▶ [Objective]:
Compile every line that includes the word "title".

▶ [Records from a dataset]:
::::::::::
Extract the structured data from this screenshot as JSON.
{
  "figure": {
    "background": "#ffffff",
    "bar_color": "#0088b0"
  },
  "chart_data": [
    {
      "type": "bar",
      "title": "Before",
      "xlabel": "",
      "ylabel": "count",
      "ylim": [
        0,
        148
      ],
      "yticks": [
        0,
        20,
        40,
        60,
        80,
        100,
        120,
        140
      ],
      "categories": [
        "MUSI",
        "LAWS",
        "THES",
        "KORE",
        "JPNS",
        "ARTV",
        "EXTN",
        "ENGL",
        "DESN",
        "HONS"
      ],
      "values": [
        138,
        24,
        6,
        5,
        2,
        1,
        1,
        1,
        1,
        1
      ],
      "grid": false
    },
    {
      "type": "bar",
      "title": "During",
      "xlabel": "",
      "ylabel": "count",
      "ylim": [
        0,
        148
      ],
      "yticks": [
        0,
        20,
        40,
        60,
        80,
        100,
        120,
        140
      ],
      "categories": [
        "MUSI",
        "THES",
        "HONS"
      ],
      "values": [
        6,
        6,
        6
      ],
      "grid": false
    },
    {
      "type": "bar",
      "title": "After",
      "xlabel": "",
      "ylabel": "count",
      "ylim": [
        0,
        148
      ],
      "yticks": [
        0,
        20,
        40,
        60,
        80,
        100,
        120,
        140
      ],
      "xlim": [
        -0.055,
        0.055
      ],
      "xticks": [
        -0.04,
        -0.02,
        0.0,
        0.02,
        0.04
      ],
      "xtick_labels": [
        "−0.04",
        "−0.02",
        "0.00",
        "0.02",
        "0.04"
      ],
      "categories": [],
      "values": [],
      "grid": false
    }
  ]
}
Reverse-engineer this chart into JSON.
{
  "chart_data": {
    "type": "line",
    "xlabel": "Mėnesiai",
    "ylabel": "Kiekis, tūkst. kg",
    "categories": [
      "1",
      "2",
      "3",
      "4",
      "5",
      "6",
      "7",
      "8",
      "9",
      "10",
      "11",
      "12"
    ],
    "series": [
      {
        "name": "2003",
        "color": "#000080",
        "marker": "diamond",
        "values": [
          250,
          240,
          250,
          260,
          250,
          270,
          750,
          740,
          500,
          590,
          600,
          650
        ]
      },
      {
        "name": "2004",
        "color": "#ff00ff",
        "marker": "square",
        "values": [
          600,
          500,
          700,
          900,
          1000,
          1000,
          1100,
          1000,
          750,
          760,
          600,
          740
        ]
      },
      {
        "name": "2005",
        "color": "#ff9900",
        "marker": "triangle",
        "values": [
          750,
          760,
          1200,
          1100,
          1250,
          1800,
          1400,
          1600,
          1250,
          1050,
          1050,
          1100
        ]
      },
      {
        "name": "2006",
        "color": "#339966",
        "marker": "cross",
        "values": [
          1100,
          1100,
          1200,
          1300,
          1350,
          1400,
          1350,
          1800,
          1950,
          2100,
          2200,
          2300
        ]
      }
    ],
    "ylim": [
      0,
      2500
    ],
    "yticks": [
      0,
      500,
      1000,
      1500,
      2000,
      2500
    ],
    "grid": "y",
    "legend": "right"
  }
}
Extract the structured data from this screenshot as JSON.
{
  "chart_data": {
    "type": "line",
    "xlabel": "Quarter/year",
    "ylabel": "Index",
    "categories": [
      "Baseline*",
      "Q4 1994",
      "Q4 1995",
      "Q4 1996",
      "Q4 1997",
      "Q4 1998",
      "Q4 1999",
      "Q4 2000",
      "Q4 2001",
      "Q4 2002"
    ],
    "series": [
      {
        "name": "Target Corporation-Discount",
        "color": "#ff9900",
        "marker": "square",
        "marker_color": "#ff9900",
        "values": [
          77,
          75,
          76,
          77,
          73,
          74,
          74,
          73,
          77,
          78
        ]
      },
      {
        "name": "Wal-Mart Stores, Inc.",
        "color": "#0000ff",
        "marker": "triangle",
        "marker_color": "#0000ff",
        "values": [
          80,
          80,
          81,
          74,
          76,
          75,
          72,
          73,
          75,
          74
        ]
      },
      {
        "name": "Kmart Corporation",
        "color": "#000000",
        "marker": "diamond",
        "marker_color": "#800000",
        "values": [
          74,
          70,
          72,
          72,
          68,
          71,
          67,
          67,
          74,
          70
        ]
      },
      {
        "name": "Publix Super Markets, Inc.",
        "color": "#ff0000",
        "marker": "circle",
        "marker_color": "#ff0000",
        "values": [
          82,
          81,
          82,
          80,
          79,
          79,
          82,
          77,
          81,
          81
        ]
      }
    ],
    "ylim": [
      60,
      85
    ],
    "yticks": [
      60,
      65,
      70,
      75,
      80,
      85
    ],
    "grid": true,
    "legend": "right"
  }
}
::::::::::
▶ [Reply]:
      "title": "Before",
      "title": "During",
      "title": "After",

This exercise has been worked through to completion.